Exercise details. Write out the data word for word and drop any picture you find.

Information supplied.
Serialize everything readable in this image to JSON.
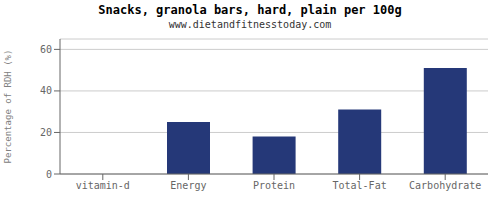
{
  "chart_data": {
    "type": "bar",
    "title": "Snacks, granola bars, hard, plain per 100g",
    "subtitle": "www.dietandfitnesstoday.com",
    "categories": [
      "vitamin-d",
      "Energy",
      "Protein",
      "Total-Fat",
      "Carbohydrate"
    ],
    "values": [
      0,
      25,
      18,
      31,
      51
    ],
    "color": "#253878",
    "ylabel": "Percentage of RDH (%)",
    "ylim": [
      0,
      65
    ],
    "yticks": [
      0,
      20,
      40,
      60
    ],
    "grid": true
  }
}
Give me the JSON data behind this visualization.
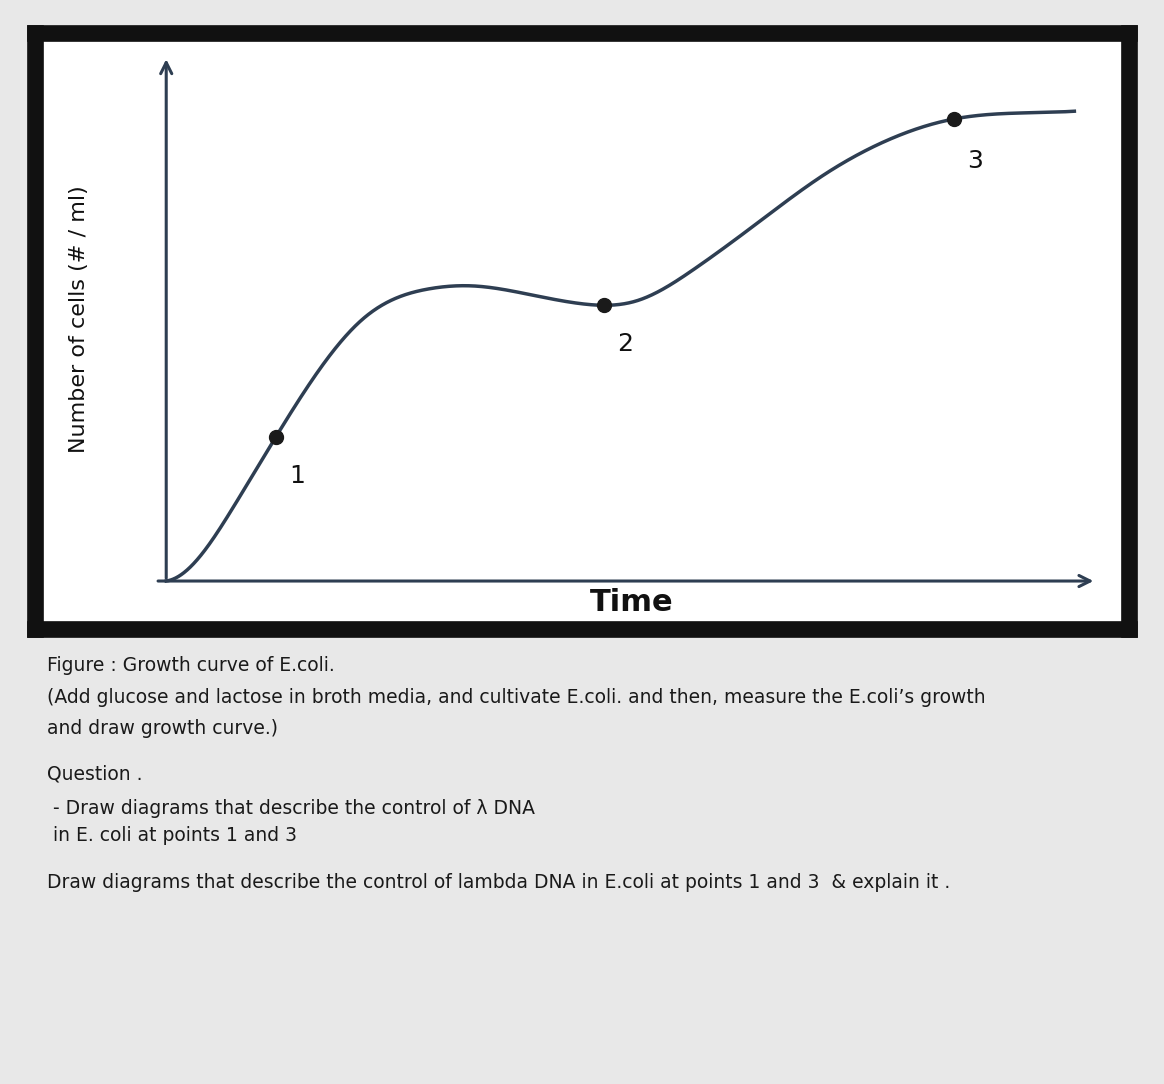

Answer box.
Serialize everything readable in this image to JSON.
{
  "chart_data": {
    "type": "bar",
    "title": "Snacks, granola bars, hard, plain per 100g",
    "subtitle": "www.dietandfitnesstoday.com",
    "categories": [
      "vitamin-d",
      "Energy",
      "Protein",
      "Total-Fat",
      "Carbohydrate"
    ],
    "values": [
      0,
      25,
      18,
      31,
      51
    ],
    "color": "#253878",
    "ylabel": "Percentage of RDH (%)",
    "ylim": [
      0,
      65
    ],
    "yticks": [
      0,
      20,
      40,
      60
    ],
    "grid": true
  }
}
Give me the JSON data behind this visualization.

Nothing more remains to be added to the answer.